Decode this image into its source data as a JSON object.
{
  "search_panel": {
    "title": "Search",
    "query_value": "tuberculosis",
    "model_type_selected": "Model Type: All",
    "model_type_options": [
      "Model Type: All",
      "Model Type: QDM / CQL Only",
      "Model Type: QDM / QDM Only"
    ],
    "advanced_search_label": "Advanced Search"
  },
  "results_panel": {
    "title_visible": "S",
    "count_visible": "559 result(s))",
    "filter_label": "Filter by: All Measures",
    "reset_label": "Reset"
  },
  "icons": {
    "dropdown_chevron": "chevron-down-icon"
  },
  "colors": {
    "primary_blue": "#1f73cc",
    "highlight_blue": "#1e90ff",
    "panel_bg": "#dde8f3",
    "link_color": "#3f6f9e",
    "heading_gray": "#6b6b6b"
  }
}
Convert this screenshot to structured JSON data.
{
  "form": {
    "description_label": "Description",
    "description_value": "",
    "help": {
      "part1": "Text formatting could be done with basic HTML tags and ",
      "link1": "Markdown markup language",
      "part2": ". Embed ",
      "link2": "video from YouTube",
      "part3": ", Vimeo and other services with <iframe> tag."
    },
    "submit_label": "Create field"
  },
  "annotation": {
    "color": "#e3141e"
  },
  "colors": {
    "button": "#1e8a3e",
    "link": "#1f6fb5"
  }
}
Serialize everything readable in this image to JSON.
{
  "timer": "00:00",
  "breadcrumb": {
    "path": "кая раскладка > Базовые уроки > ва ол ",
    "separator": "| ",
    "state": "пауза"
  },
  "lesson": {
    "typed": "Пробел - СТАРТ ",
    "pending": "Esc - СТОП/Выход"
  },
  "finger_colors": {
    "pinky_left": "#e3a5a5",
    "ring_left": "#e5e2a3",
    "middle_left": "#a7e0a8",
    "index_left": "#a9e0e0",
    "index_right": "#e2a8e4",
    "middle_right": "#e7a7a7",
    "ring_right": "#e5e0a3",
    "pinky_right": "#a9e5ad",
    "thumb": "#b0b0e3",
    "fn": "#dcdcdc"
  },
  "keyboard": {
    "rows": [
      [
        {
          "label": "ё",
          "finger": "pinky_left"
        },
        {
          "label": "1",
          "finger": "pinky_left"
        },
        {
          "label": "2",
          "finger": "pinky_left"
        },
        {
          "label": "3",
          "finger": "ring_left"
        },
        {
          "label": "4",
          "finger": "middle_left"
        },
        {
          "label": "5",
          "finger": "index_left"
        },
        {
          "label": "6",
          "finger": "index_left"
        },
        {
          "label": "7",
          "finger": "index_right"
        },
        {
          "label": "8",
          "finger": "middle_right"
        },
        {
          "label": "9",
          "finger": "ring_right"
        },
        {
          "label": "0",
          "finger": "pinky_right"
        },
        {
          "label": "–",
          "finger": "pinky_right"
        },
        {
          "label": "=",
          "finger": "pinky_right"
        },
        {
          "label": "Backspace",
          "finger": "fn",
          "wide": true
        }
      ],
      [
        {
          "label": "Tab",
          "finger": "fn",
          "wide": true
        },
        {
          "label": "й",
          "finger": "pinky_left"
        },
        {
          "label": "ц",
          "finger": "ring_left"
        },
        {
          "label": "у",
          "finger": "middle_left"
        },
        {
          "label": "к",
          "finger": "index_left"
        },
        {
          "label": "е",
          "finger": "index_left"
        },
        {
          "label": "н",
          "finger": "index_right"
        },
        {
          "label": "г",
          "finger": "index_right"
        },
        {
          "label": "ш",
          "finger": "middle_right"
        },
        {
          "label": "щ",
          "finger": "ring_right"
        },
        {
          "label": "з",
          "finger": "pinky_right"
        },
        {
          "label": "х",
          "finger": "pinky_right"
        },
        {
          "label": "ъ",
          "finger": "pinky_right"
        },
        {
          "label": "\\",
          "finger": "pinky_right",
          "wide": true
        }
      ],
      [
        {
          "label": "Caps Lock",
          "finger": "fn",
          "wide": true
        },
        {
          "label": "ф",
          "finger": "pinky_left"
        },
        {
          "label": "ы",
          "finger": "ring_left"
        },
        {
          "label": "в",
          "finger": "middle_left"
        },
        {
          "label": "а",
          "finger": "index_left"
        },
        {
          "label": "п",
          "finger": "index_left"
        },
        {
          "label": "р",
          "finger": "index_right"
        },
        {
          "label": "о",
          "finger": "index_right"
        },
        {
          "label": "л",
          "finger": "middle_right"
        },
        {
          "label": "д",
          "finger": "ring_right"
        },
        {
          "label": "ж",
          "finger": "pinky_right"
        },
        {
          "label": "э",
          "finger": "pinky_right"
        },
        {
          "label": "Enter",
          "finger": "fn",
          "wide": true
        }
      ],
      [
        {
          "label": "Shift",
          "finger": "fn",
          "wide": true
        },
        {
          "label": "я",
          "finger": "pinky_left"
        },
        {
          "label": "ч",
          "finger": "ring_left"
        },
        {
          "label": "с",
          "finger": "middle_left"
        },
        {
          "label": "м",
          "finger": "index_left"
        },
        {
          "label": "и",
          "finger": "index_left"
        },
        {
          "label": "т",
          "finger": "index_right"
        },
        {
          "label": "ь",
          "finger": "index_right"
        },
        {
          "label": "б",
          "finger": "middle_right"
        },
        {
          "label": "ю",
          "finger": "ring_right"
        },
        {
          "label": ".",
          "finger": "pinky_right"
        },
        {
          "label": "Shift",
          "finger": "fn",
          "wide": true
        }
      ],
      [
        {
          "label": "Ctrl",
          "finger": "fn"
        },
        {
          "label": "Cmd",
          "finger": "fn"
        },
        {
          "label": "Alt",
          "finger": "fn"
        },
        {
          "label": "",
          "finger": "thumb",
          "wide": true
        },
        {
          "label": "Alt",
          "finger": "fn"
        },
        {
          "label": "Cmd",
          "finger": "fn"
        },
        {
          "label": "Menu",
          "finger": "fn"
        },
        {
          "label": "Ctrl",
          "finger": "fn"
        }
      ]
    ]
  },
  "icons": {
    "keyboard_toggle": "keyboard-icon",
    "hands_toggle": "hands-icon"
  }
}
· · ·
#### Problem
Filter the records above and return every line that holds the word "keyboard".

#### Full output
  "keyboard": {
    "keyboard_toggle": "keyboard-icon",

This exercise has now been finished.